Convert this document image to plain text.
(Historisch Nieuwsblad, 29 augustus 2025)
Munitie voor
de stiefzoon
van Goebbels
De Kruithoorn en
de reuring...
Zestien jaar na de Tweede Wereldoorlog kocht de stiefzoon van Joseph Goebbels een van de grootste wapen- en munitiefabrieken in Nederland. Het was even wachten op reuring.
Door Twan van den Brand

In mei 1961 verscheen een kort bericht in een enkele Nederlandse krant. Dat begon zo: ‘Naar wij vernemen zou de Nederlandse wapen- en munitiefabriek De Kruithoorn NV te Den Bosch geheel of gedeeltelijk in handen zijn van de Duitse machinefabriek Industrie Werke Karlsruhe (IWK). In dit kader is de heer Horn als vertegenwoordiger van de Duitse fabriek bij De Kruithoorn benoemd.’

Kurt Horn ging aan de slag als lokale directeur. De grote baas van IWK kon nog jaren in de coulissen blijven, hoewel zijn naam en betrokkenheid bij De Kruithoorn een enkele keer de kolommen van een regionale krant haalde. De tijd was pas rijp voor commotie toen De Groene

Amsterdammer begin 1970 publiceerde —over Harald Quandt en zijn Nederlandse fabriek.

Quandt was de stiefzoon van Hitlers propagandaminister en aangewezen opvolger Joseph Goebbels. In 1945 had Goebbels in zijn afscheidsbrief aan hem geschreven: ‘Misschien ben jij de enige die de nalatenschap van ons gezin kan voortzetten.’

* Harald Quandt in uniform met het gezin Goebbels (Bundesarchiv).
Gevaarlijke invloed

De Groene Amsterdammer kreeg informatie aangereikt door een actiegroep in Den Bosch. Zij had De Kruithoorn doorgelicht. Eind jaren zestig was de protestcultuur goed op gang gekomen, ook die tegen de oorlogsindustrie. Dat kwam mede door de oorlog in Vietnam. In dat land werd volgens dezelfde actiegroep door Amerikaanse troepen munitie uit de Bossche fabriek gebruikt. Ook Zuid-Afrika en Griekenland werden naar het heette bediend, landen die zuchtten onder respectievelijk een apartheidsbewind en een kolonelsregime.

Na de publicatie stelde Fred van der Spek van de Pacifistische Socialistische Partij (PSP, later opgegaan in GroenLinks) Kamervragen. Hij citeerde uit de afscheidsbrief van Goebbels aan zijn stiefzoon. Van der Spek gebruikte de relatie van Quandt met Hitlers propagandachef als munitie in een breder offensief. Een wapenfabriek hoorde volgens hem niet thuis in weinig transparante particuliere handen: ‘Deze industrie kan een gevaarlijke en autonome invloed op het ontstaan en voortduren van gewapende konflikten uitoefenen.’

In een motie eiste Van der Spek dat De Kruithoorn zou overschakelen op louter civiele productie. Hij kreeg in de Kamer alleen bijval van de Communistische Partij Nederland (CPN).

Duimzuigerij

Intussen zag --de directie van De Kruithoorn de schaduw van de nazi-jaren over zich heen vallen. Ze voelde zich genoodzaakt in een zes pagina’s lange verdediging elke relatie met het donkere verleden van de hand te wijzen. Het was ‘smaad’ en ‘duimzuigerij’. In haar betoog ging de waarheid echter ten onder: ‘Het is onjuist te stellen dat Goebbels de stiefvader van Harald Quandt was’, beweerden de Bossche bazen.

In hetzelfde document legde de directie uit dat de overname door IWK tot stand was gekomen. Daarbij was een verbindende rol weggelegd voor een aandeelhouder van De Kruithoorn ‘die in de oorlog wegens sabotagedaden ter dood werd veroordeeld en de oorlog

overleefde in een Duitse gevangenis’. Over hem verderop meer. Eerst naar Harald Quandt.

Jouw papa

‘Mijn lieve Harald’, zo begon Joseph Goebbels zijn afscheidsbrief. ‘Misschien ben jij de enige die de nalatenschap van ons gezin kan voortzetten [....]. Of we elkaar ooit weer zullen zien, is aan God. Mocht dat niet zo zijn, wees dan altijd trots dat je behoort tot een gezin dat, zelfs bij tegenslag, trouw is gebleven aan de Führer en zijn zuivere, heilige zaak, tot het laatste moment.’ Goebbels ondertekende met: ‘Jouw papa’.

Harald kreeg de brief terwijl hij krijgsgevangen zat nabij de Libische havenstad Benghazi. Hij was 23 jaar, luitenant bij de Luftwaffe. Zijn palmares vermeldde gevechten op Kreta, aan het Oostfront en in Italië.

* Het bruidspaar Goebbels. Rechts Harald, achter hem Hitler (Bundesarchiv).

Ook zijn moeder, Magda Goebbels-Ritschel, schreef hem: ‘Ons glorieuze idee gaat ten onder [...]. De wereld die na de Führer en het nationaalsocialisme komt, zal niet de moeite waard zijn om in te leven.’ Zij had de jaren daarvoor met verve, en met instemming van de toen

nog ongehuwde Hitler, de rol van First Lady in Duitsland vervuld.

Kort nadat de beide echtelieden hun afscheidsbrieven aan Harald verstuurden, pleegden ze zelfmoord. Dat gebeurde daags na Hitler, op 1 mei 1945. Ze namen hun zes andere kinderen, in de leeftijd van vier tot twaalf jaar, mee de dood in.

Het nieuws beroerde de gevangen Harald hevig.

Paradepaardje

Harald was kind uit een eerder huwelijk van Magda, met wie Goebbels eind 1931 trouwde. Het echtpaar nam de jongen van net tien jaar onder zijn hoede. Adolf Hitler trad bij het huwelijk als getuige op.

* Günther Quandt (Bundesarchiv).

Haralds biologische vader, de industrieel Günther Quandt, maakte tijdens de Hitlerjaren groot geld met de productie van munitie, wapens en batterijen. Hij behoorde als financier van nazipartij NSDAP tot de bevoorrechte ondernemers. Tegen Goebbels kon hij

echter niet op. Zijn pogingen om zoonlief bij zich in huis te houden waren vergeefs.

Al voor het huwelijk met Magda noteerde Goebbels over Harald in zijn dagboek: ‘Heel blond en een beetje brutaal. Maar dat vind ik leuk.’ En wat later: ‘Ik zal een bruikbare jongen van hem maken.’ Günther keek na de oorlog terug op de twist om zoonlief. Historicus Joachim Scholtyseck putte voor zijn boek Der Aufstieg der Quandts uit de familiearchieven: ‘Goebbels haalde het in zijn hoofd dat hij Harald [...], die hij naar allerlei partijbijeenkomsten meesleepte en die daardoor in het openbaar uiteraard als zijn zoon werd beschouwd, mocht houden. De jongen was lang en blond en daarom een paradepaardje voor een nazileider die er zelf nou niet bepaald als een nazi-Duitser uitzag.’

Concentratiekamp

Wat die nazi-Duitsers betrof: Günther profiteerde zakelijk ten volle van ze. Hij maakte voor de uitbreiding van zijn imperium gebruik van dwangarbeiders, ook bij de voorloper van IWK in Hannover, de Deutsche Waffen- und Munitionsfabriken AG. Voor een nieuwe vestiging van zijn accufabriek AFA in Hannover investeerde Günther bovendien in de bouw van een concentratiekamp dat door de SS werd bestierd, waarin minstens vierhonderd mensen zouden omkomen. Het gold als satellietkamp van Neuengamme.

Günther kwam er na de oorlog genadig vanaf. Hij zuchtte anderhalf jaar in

○ ○ ○

* [GIVEN PROBLEM]
Retype the listing. Match it exactly.

* [FINISHED ANSWER]
Convert this document image to plain text.
(Historisch Nieuwsblad, 29 augustus 2025)
Munitie voor
de stiefzoon
van Goebbels
De Kruithoorn en
de reuring...
Zestien jaar na de Tweede Wereldoorlog kocht de stiefzoon van Joseph Goebbels een van de grootste wapen- en munitiefabrieken in Nederland. Het was even wachten op reuring.
Door Twan van den Brand

In mei 1961 verscheen een kort bericht in een enkele Nederlandse krant. Dat begon zo: ‘Naar wij vernemen zou de Nederlandse wapen- en munitiefabriek De Kruithoorn NV te Den Bosch geheel of gedeeltelijk in handen zijn van de Duitse machinefabriek Industrie Werke Karlsruhe (IWK). In dit kader is de heer Horn als vertegenwoordiger van de Duitse fabriek bij De Kruithoorn benoemd.’

Kurt Horn ging aan de slag als lokale directeur. De grote baas van IWK kon nog jaren in de coulissen blijven, hoewel zijn naam en betrokkenheid bij De Kruithoorn een enkele keer de kolommen van een regionale krant haalde. De tijd was pas rijp voor commotie toen De Groene

Amsterdammer begin 1970 publiceerde —over Harald Quandt en zijn Nederlandse fabriek.

Quandt was de stiefzoon van Hitlers propagandaminister en aangewezen opvolger Joseph Goebbels. In 1945 had Goebbels in zijn afscheidsbrief aan hem geschreven: ‘Misschien ben jij de enige die de nalatenschap van ons gezin kan voortzetten.’

* Harald Quandt in uniform met het gezin Goebbels (Bundesarchiv).
Gevaarlijke invloed

De Groene Amsterdammer kreeg informatie aangereikt door een actiegroep in Den Bosch. Zij had De Kruithoorn doorgelicht. Eind jaren zestig was de protestcultuur goed op gang gekomen, ook die tegen de oorlogsindustrie. Dat kwam mede door de oorlog in Vietnam. In dat land werd volgens dezelfde actiegroep door Amerikaanse troepen munitie uit de Bossche fabriek gebruikt. Ook Zuid-Afrika en Griekenland werden naar het heette bediend, landen die zuchtten onder respectievelijk een apartheidsbewind en een kolonelsregime.

Na de publicatie stelde Fred van der Spek van de Pacifistische Socialistische Partij (PSP, later opgegaan in GroenLinks) Kamervragen. Hij citeerde uit de afscheidsbrief van Goebbels aan zijn stiefzoon. Van der Spek gebruikte de relatie van Quandt met Hitlers propagandachef als munitie in een breder offensief. Een wapenfabriek hoorde volgens hem niet thuis in weinig transparante particuliere handen: ‘Deze industrie kan een gevaarlijke en autonome invloed op het ontstaan en voortduren van gewapende konflikten uitoefenen.’

In een motie eiste Van der Spek dat De Kruithoorn zou overschakelen op louter civiele productie. Hij kreeg in de Kamer alleen bijval van de Communistische Partij Nederland (CPN).

Duimzuigerij

Intussen zag --de directie van De Kruithoorn de schaduw van de nazi-jaren over zich heen vallen. Ze voelde zich genoodzaakt in een zes pagina’s lange verdediging elke relatie met het donkere verleden van de hand te wijzen. Het was ‘smaad’ en ‘duimzuigerij’. In haar betoog ging de waarheid echter ten onder: ‘Het is onjuist te stellen dat Goebbels de stiefvader van Harald Quandt was’, beweerden de Bossche bazen.

In hetzelfde document legde de directie uit dat de overname door IWK tot stand was gekomen. Daarbij was een verbindende rol weggelegd voor een aandeelhouder van De Kruithoorn ‘die in de oorlog wegens sabotagedaden ter dood werd veroordeeld en de oorlog

overleefde in een Duitse gevangenis’. Over hem verderop meer. Eerst naar Harald Quandt.

Jouw papa

‘Mijn lieve Harald’, zo begon Joseph Goebbels zijn afscheidsbrief. ‘Misschien ben jij de enige die de nalatenschap van ons gezin kan voortzetten [....]. Of we elkaar ooit weer zullen zien, is aan God. Mocht dat niet zo zijn, wees dan altijd trots dat je behoort tot een gezin dat, zelfs bij tegenslag, trouw is gebleven aan de Führer en zijn zuivere, heilige zaak, tot het laatste moment.’ Goebbels ondertekende met: ‘Jouw papa’.

Harald kreeg de brief terwijl hij krijgsgevangen zat nabij de Libische havenstad Benghazi. Hij was 23 jaar, luitenant bij de Luftwaffe. Zijn palmares vermeldde gevechten op Kreta, aan het Oostfront en in Italië.

* Het bruidspaar Goebbels. Rechts Harald, achter hem Hitler (Bundesarchiv).

Ook zijn moeder, Magda Goebbels-Ritschel, schreef hem: ‘Ons glorieuze idee gaat ten onder [...]. De wereld die na de Führer en het nationaalsocialisme komt, zal niet de moeite waard zijn om in te leven.’ Zij had de jaren daarvoor met verve, en met instemming van de toen

nog ongehuwde Hitler, de rol van First Lady in Duitsland vervuld.

Kort nadat de beide echtelieden hun afscheidsbrieven aan Harald verstuurden, pleegden ze zelfmoord. Dat gebeurde daags na Hitler, op 1 mei 1945. Ze namen hun zes andere kinderen, in de leeftijd van vier tot twaalf jaar, mee de dood in.

Het nieuws beroerde de gevangen Harald hevig.

Paradepaardje

Harald was kind uit een eerder huwelijk van Magda, met wie Goebbels eind 1931 trouwde. Het echtpaar nam de jongen van net tien jaar onder zijn hoede. Adolf Hitler trad bij het huwelijk als getuige op.

* Günther Quandt (Bundesarchiv).

Haralds biologische vader, de industrieel Günther Quandt, maakte tijdens de Hitlerjaren groot geld met de productie van munitie, wapens en batterijen. Hij behoorde als financier van nazipartij NSDAP tot de bevoorrechte ondernemers. Tegen Goebbels kon hij

echter niet op. Zijn pogingen om zoonlief bij zich in huis te houden waren vergeefs.

Al voor het huwelijk met Magda noteerde Goebbels over Harald in zijn dagboek: ‘Heel blond en een beetje brutaal. Maar dat vind ik leuk.’ En wat later: ‘Ik zal een bruikbare jongen van hem maken.’ Günther keek na de oorlog terug op de twist om zoonlief. Historicus Joachim Scholtyseck putte voor zijn boek Der Aufstieg der Quandts uit de familiearchieven: ‘Goebbels haalde het in zijn hoofd dat hij Harald [...], die hij naar allerlei partijbijeenkomsten meesleepte en die daardoor in het openbaar uiteraard als zijn zoon werd beschouwd, mocht houden. De jongen was lang en blond en daarom een paradepaardje voor een nazileider die er zelf nou niet bepaald als een nazi-Duitser uitzag.’

Concentratiekamp

Wat die nazi-Duitsers betrof: Günther profiteerde zakelijk ten volle van ze. Hij maakte voor de uitbreiding van zijn imperium gebruik van dwangarbeiders, ook bij de voorloper van IWK in Hannover, de Deutsche Waffen- und Munitionsfabriken AG. Voor een nieuwe vestiging van zijn accufabriek AFA in Hannover investeerde Günther bovendien in de bouw van een concentratiekamp dat door de SS werd bestierd, waarin minstens vierhonderd mensen zouden omkomen. Het gold als satellietkamp van Neuengamme.

Günther kwam er na de oorlog genadig vanaf. Hij zuchtte anderhalf jaar in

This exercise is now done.